And they’re used by 37 percent of Americans, according to the study of 26,000 adults.
“The use of multiple medications associated with a potential risk for depression or suicidal symptoms is increasing and may be contributing to the growing problem of depression,” said lead researcher Dima Mazen Qato.
Suicide rates are climbing in the United States, and doctors are facing treatment-resistant depression, too, said Qato, an assistant professor at the University of Illinois College of Pharmacy.
For the study, she and her colleagues collected data on men and women who took part in the U.S. National Health and Nutrition Examination Survey between 2005 and 2014.
The team found that use of three or more depression-linked prescription drugs increased from 7 percent in 2005 to 10 percent in 2014.
In addition, use of drugs with suicidal symptoms as a possible side effect rose from 17 percent to 24 percent during the 10-year study period, Qato said.
The likelihood of reporting depression was significantly higher among adults using multiple medications, she noted.
For example, 15 percent who took three or more of these drugs reported depression, compared to 7 percent who took only one drug with ties to the mood disorder, Qato said.

## Dataset entries

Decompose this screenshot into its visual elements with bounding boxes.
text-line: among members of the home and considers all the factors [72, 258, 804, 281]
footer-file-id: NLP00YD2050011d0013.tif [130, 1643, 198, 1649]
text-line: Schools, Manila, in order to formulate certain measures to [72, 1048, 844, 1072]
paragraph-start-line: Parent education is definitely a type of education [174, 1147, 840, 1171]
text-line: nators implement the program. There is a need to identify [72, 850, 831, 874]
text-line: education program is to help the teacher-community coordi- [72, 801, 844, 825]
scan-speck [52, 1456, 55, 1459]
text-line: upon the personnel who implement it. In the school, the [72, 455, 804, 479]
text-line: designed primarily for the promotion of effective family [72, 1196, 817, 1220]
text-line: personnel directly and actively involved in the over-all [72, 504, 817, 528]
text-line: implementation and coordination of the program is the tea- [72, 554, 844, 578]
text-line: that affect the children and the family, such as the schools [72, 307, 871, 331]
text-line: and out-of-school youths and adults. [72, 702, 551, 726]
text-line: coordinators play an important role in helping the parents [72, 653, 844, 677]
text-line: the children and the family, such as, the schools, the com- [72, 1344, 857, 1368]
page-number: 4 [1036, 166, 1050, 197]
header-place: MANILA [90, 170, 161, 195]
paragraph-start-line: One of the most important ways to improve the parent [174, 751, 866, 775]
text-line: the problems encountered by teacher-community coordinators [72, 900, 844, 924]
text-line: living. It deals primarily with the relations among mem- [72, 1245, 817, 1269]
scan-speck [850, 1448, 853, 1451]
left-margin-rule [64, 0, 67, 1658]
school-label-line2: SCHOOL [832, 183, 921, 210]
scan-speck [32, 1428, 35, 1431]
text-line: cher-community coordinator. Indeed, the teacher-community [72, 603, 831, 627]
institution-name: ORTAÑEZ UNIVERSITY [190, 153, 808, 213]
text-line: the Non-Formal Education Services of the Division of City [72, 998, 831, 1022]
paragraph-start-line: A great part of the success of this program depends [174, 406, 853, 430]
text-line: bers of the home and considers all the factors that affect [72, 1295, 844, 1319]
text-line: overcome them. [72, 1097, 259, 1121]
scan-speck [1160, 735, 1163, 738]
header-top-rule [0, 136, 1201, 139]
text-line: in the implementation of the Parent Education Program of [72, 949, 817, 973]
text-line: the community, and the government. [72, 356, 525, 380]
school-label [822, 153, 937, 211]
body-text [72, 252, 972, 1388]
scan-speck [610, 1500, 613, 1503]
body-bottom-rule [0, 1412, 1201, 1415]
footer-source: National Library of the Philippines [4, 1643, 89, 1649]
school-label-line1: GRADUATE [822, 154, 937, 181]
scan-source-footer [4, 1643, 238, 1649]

## Work required
Copy the stretch of the article on medications linked to depression from "For the study, she" through "2005 and 2014.". The data have no connection to the text on medications and depression.

## Answer
For the study, she and her colleagues collected data on men and women who took part in the U.S. National Health and Nutrition Examination Survey between 2005 and 2014.